Directive: According to the text on the compilation album Absolute, on what date was the album first released?
#### Text to read
Absolute is a music compilation album under both the Body and Soul and Midnight Soul collection series. Distributed by Time-Life through its music division, the album was released January 28, 2003 and was originally under the Body and Soul series. It was re-released in 2008 when Time-Life launched the Midnight Soul series.

It is distributed both in two versions: the single CD sold-in-stores and the Time-Life exclusive version on the double CD set. The sold-in-stores version features seventeen urban contemporary R&B hits, with many of them released in the Neo soul music era. The Time-Life exclusive version features 24 hits on 2 CDs, including seven more songs not featured in stores.

Track listing

sold-in-stores version
 Alicia Keys – A Woman's Worth
 K-Ci & JoJo – All My Life
 Monica – Angel of Mine
 Brian McKnight – Anytime
 Angie Stone – Brotha
 Boyz II Men – Four Seasons Of Loneliness
 Rome – I Belong to You (Every Time I See Your Face)
########
#### Dataset content
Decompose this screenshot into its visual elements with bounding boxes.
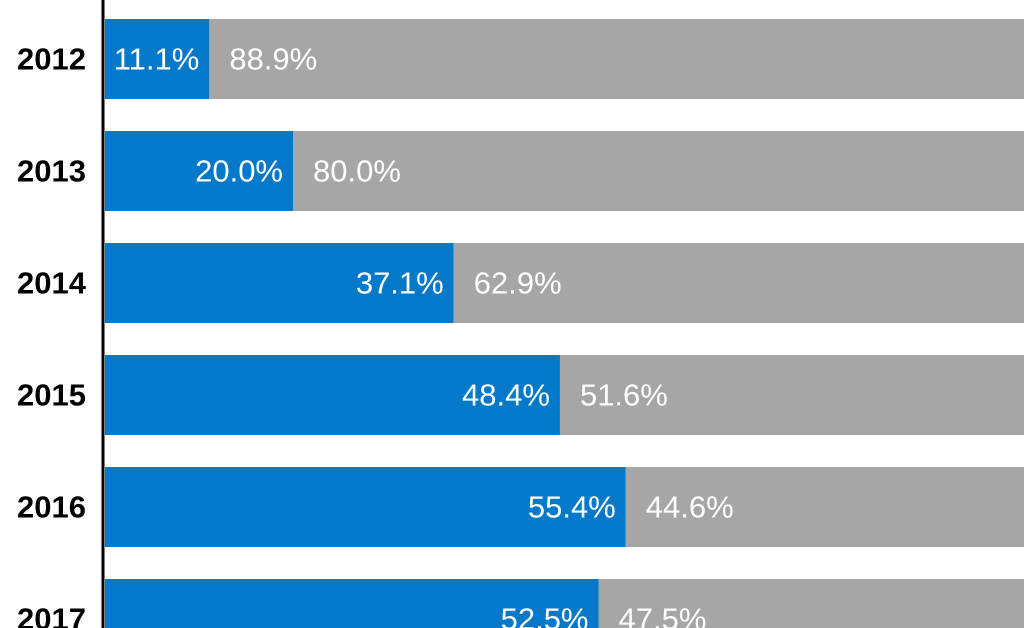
########
Output below: January 28, 2003